Provided passage =>
%%

Saturday, July 25, 2020

Movies exciting mental masturbation predators--or is this just a "her" moment of cute, charming H-wood fantasy indepth analysis of the human condition of the fallacy of human love interaction as oposed to touchless love that is more real than blood and tissue interaction of homosapians FAIL.

I am in the late-middle stage of watching the film, Her, starring Joaquin Phoenix. I had originally watched this movie in 2014 or so on a huge, blasting tv set where the sound and volume was at the back of the tv, which was against the wall in this resort room I was drugged and tortured in. I wrote a few day/daze ago that I had watched this movie and didn't like it, nor the acting on part of the lead "protagonist". I reverse this, as at the time the subject matter disturbed me and still does, concerning online mating concerns--as I am the target of unbelievable predatory internet and electronoic surveillance. the subject immediately brought me into a warning zone of abrupt disengagement with the film.
The acting is very excellent, I also reverse this. What I feel now is that my senses are being reawakened, similar to what the computer Samantha character experiences. That is because Mr. Phoenix emotes so many sensitive emotions which I have suppressed due to the technological tirades I experience daily, which in the first place stopped my openness to this film (also I was drugged into a stupor most of the time and subliminally programmed, which I still am but years later and much poison removed I am more conscious of my decisions although I remain a subject of mind control penetration into my psyche--as many people are).

%%

Tasks to complete =>
**1.** Reproduce the blog post about the film Her word for word, from start to end.
**2.** Turn the records, from the start through the line containing "at (443, 377).", into a two-column CSV with the headers input and output. Give a row for each text and its answer, each in a single quoted field with line breaks changed to spaces, and omit the pictures.

Information given =>

%%

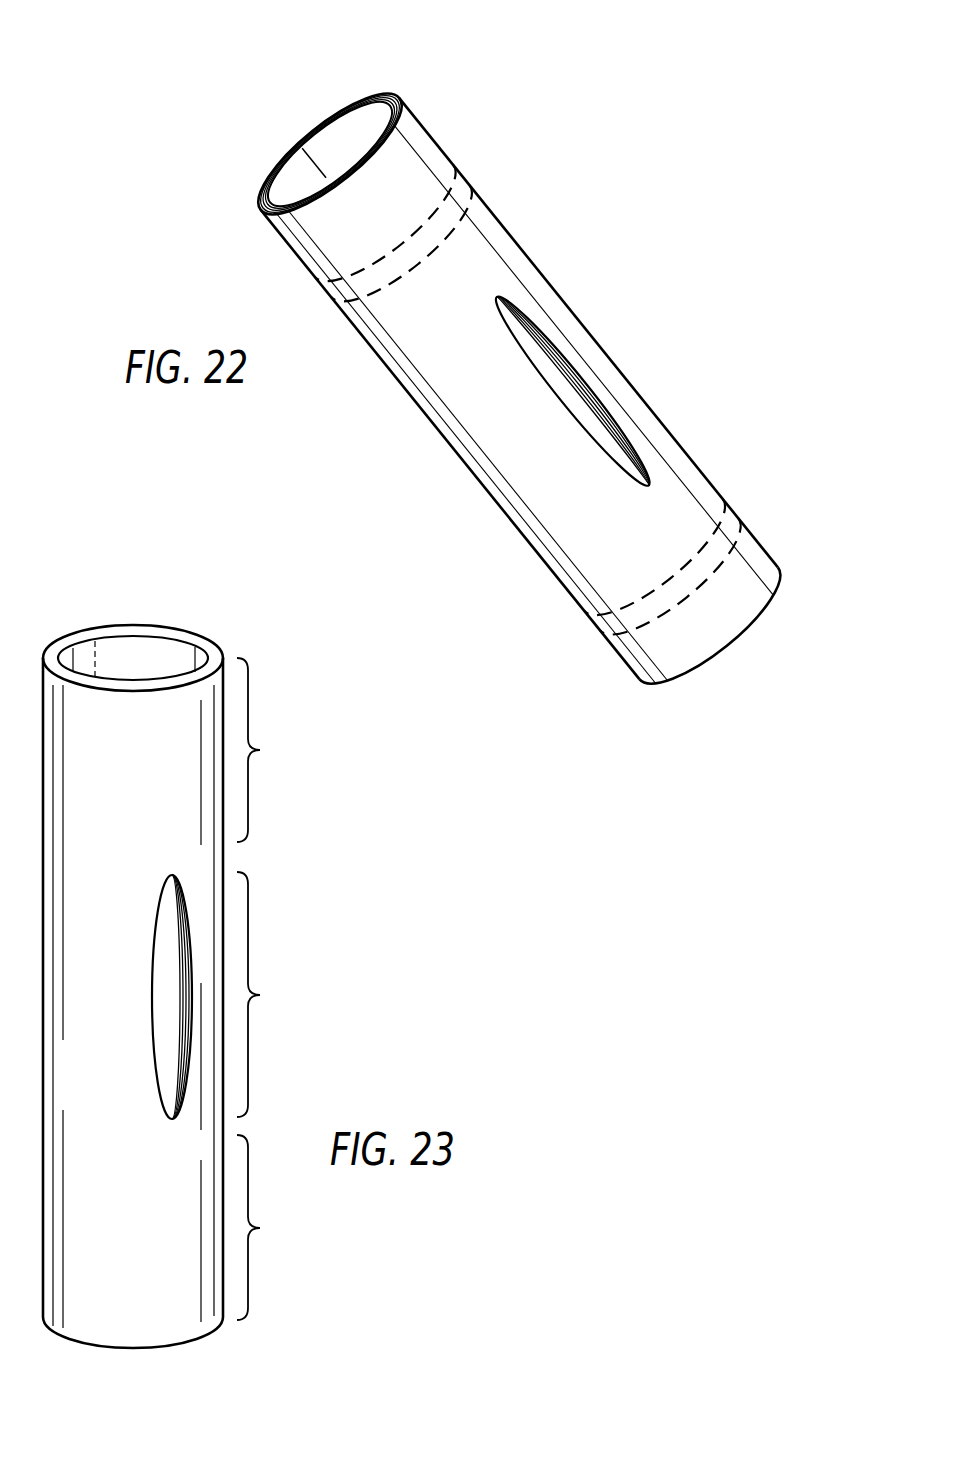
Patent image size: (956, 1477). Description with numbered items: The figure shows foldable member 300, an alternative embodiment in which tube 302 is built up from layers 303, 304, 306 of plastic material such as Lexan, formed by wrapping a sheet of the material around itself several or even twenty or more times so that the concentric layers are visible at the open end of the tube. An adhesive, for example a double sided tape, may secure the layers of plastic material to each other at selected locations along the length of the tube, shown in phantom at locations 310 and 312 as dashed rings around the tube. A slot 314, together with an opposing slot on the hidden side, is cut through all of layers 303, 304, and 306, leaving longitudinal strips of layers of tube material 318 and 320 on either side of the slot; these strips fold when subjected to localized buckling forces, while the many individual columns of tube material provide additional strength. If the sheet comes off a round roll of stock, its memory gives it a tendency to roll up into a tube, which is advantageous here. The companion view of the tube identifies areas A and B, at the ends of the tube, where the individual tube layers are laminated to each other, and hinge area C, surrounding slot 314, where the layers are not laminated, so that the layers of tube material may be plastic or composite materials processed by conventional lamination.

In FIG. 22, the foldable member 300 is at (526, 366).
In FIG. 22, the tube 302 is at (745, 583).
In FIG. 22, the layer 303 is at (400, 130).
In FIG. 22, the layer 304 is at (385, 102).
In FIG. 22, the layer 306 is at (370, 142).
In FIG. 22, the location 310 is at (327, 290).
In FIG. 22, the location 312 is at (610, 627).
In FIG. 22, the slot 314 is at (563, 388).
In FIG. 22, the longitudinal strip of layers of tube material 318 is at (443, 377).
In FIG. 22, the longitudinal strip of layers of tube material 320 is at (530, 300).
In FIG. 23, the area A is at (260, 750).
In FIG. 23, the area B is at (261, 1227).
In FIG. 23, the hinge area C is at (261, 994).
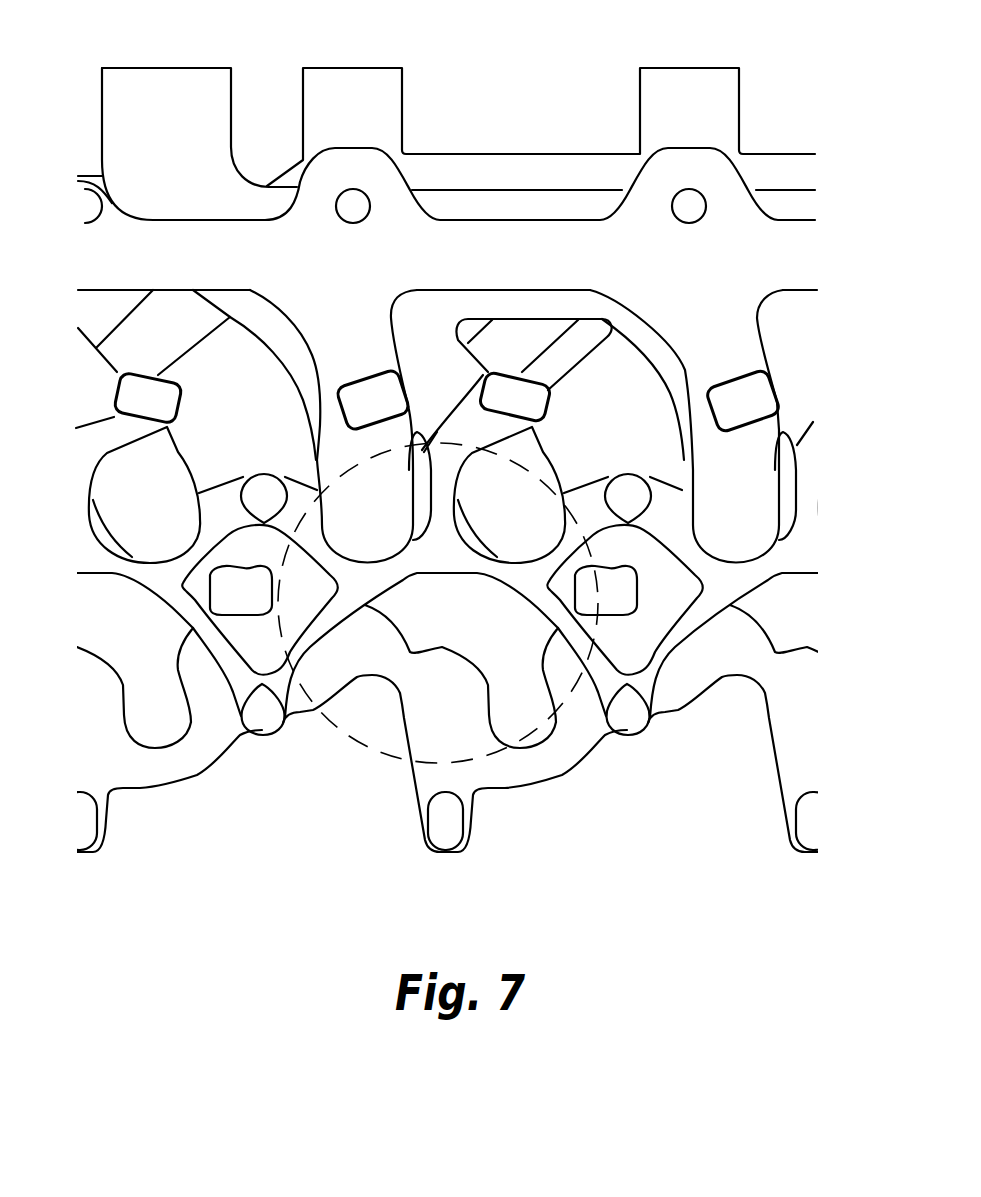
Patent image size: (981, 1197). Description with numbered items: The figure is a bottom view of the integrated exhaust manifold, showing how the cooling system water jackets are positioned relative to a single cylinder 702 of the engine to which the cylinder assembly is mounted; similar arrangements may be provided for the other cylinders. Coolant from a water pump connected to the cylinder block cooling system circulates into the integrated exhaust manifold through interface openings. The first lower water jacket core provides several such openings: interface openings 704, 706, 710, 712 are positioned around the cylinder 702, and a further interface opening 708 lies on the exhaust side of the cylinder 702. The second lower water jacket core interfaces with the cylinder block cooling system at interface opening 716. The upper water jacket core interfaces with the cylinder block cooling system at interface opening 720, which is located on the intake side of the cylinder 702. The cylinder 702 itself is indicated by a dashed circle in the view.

%%

Solved problems =>
**1.**
Saturday, July 25, 2020

Movies exciting mental masturbation predators--or is this just a "her" moment of cute, charming H-wood fantasy indepth analysis of the human condition of the fallacy of human love interaction as oposed to touchless love that is more real than blood and tissue interaction of homosapians FAIL.

I am in the late-middle stage of watching the film, Her, starring Joaquin Phoenix. I had originally watched this movie in 2014 or so on a huge, blasting tv set where the sound and volume was at the back of the tv, which was against the wall in this resort room I was drugged and tortured in. I wrote a few day/daze ago that I had watched this movie and didn't like it, nor the acting on part of the lead "protagonist". I reverse this, as at the time the subject matter disturbed me and still does, concerning online mating concerns--as I am the target of unbelievable predatory internet and electronoic surveillance. the subject immediately brought me into a warning zone of abrupt disengagement with the film.
The acting is very excellent, I also reverse this. What I feel now is that my senses are being reawakened, similar to what the computer Samantha character experiences. That is because Mr. Phoenix emotes so many sensitive emotions which I have suppressed due to the technological tirades I experience daily, which in the first place stopped my openness to this film (also I was drugged into a stupor most of the time and subliminally programmed, which I still am but years later and much poison removed I am more conscious of my decisions although I remain a subject of mind control penetration into my psyche--as many people are).

**2.**
input,output
"Patent image size: (956, 1477). Description with numbered items: The figure shows foldable member 300, an alternative embodiment in which tube 302 is built up from layers 303, 304, 306 of plastic material such as Lexan, formed by wrapping a sheet of the material around itself several or even twenty or more times so that the concentric layers are visible at the open end of the tube. An adhesive, for example a double sided tape, may secure the layers of plastic material to each other at selected locations along the length of the tube, shown in phantom at locations 310 and 312 as dashed rings around the tube. A slot 314, together with an opposing slot on the hidden side, is cut through all of layers 303, 304, and 306, leaving longitudinal strips of layers of tube material 318 and 320 on either side of the slot; these strips fold when subjected to localized buckling forces, while the many individual columns of tube material provide additional strength. If the sheet comes off a round roll of stock, its memory gives it a tendency to roll up into a tube, which is advantageous here. The companion view of the tube identifies areas A and B, at the ends of the tube, where the individual tube layers are laminated to each other, and hinge area C, surrounding slot 314, where the layers are not laminated, so that the layers of tube material may be plastic or composite materials processed by conventional lamination.","In FIG. 22, the foldable member 300 is at (526, 366). In FIG. 22, the tube 302 is at (745, 583). In FIG. 22, the layer 303 is at (400, 130). In FIG. 22, the layer 304 is at (385, 102). In FIG. 22, the layer 306 is at (370, 142). In FIG. 22, the location 310 is at (327, 290). In FIG. 22, the location 312 is at (610, 627). In FIG. 22, the slot 314 is at (563, 388). In FIG. 22, the longitudinal strip of layers of tube material 318 is at (443, 377)."